**To be done:** All of the data needs to be repeated exactly.

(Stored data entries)
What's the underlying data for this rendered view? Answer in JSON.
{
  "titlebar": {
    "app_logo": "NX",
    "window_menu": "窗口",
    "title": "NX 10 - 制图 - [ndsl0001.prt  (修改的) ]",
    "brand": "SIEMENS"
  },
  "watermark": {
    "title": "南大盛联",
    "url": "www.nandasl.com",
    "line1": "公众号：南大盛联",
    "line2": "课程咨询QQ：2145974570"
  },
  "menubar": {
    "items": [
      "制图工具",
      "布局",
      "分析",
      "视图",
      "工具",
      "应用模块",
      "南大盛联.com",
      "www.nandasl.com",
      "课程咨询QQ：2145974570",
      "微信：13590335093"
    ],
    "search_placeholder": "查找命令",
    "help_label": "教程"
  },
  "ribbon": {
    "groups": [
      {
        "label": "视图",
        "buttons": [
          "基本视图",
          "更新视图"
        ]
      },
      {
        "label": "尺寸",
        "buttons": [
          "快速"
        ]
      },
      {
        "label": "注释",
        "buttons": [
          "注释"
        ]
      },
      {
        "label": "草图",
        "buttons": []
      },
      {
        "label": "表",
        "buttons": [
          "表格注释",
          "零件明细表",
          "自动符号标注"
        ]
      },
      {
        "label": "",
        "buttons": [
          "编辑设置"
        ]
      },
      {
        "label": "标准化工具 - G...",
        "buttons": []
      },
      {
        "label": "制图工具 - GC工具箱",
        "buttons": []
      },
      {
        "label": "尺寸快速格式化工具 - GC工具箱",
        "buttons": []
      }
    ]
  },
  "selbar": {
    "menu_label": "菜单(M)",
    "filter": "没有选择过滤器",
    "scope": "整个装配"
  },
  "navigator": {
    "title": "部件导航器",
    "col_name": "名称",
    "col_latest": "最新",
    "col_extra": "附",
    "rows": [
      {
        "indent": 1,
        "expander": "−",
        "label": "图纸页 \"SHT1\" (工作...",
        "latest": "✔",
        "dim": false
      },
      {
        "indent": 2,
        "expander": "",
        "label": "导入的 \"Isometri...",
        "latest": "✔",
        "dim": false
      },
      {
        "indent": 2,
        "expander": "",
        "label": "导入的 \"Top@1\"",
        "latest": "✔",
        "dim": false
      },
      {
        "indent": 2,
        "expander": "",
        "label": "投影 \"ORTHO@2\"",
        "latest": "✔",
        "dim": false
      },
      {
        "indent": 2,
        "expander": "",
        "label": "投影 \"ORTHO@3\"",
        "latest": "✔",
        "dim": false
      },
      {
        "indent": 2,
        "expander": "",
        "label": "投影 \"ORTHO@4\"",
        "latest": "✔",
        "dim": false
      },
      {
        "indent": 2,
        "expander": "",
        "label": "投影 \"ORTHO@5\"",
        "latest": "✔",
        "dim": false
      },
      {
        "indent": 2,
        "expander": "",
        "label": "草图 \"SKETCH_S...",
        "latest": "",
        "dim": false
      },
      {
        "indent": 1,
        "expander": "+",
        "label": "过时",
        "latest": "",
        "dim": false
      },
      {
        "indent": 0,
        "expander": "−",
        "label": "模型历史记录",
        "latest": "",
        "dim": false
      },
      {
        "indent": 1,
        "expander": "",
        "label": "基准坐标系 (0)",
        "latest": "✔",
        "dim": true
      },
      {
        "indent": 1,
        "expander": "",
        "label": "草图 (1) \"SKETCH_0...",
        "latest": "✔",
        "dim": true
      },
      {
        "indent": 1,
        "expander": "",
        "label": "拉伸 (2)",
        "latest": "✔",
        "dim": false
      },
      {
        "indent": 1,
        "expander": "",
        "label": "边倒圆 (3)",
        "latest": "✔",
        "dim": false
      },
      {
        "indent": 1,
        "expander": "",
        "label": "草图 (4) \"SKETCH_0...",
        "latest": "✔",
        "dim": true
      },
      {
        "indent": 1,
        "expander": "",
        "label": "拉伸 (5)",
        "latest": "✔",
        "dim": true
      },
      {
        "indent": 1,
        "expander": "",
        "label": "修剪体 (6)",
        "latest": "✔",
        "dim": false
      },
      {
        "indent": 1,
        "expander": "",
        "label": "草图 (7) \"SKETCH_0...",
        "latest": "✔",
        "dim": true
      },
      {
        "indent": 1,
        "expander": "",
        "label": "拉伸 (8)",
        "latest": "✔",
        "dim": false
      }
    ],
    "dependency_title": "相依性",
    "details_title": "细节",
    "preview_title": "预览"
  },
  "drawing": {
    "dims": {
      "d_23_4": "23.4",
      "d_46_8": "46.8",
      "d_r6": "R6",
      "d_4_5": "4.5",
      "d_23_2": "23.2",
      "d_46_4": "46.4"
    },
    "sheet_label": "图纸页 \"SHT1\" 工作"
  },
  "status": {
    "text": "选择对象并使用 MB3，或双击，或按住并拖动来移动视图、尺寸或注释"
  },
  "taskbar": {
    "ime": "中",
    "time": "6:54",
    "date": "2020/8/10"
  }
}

**Output:**
What's the underlying data for this rendered view? Answer in JSON.
{
  "titlebar": {
    "app_logo": "NX",
    "window_menu": "窗口",
    "title": "NX 10 - 制图 - [ndsl0001.prt  (修改的) ]",
    "brand": "SIEMENS"
  },
  "watermark": {
    "title": "南大盛联",
    "url": "www.nandasl.com",
    "line1": "公众号：南大盛联",
    "line2": "课程咨询QQ：2145974570"
  },
  "menubar": {
    "items": [
      "制图工具",
      "布局",
      "分析",
      "视图",
      "工具",
      "应用模块",
      "南大盛联.com",
      "www.nandasl.com",
      "课程咨询QQ：2145974570",
      "微信：13590335093"
    ],
    "search_placeholder": "查找命令",
    "help_label": "教程"
  },
  "ribbon": {
    "groups": [
      {
        "label": "视图",
        "buttons": [
          "基本视图",
          "更新视图"
        ]
      },
      {
        "label": "尺寸",
        "buttons": [
          "快速"
        ]
      },
      {
        "label": "注释",
        "buttons": [
          "注释"
        ]
      },
      {
        "label": "草图",
        "buttons": []
      },
      {
        "label": "表",
        "buttons": [
          "表格注释",
          "零件明细表",
          "自动符号标注"
        ]
      },
      {
        "label": "",
        "buttons": [
          "编辑设置"
        ]
      },
      {
        "label": "标准化工具 - G...",
        "buttons": []
      },
      {
        "label": "制图工具 - GC工具箱",
        "buttons": []
      },
      {
        "label": "尺寸快速格式化工具 - GC工具箱",
        "buttons": []
      }
    ]
  },
  "selbar": {
    "menu_label": "菜单(M)",
    "filter": "没有选择过滤器",
    "scope": "整个装配"
  },
  "navigator": {
    "title": "部件导航器",
    "col_name": "名称",
    "col_latest": "最新",
    "col_extra": "附",
    "rows": [
      {
        "indent": 1,
        "expander": "−",
        "label": "图纸页 \"SHT1\" (工作...",
        "latest": "✔",
        "dim": false
      },
      {
        "indent": 2,
        "expander": "",
        "label": "导入的 \"Isometri...",
        "latest": "✔",
        "dim": false
      },
      {
        "indent": 2,
        "expander": "",
        "label": "导入的 \"Top@1\"",
        "latest": "✔",
        "dim": false
      },
      {
        "indent": 2,
        "expander": "",
        "label": "投影 \"ORTHO@2\"",
        "latest": "✔",
        "dim": false
      },
      {
        "indent": 2,
        "expander": "",
        "label": "投影 \"ORTHO@3\"",
        "latest": "✔",
        "dim": false
      },
      {
        "indent": 2,
        "expander": "",
        "label": "投影 \"ORTHO@4\"",
        "latest": "✔",
        "dim": false
      },
      {
        "indent": 2,
        "expander": "",
        "label": "投影 \"ORTHO@5\"",
        "latest": "✔",
        "dim": false
      },
      {
        "indent": 2,
        "expander": "",
        "label": "草图 \"SKETCH_S...",
        "latest": "",
        "dim": false
      },
      {
        "indent": 1,
        "expander": "+",
        "label": "过时",
        "latest": "",
        "dim": false
      },
      {
        "indent": 0,
        "expander": "−",
        "label": "模型历史记录",
        "latest": "",
        "dim": false
      },
      {
        "indent": 1,
        "expander": "",
        "label": "基准坐标系 (0)",
        "latest": "✔",
        "dim": true
      },
      {
        "indent": 1,
        "expander": "",
        "label": "草图 (1) \"SKETCH_0...",
        "latest": "✔",
        "dim": true
      },
      {
        "indent": 1,
        "expander": "",
        "label": "拉伸 (2)",
        "latest": "✔",
        "dim": false
      },
      {
        "indent": 1,
        "expander": "",
        "label": "边倒圆 (3)",
        "latest": "✔",
        "dim": false
      },
      {
        "indent": 1,
        "expander": "",
        "label": "草图 (4) \"SKETCH_0...",
        "latest": "✔",
        "dim": true
      },
      {
        "indent": 1,
        "expander": "",
        "label": "拉伸 (5)",
        "latest": "✔",
        "dim": true
      },
      {
        "indent": 1,
        "expander": "",
        "label": "修剪体 (6)",
        "latest": "✔",
        "dim": false
      },
      {
        "indent": 1,
        "expander": "",
        "label": "草图 (7) \"SKETCH_0...",
        "latest": "✔",
        "dim": true
      },
      {
        "indent": 1,
        "expander": "",
        "label": "拉伸 (8)",
        "latest": "✔",
        "dim": false
      }
    ],
    "dependency_title": "相依性",
    "details_title": "细节",
    "preview_title": "预览"
  },
  "drawing": {
    "dims": {
      "d_23_4": "23.4",
      "d_46_8": "46.8",
      "d_r6": "R6",
      "d_4_5": "4.5",
      "d_23_2": "23.2",
      "d_46_4": "46.4"
    },
    "sheet_label": "图纸页 \"SHT1\" 工作"
  },
  "status": {
    "text": "选择对象并使用 MB3，或双击，或按住并拖动来移动视图、尺寸或注释"
  },
  "taskbar": {
    "ime": "中",
    "time": "6:54",
    "date": "2020/8/10"
  }
}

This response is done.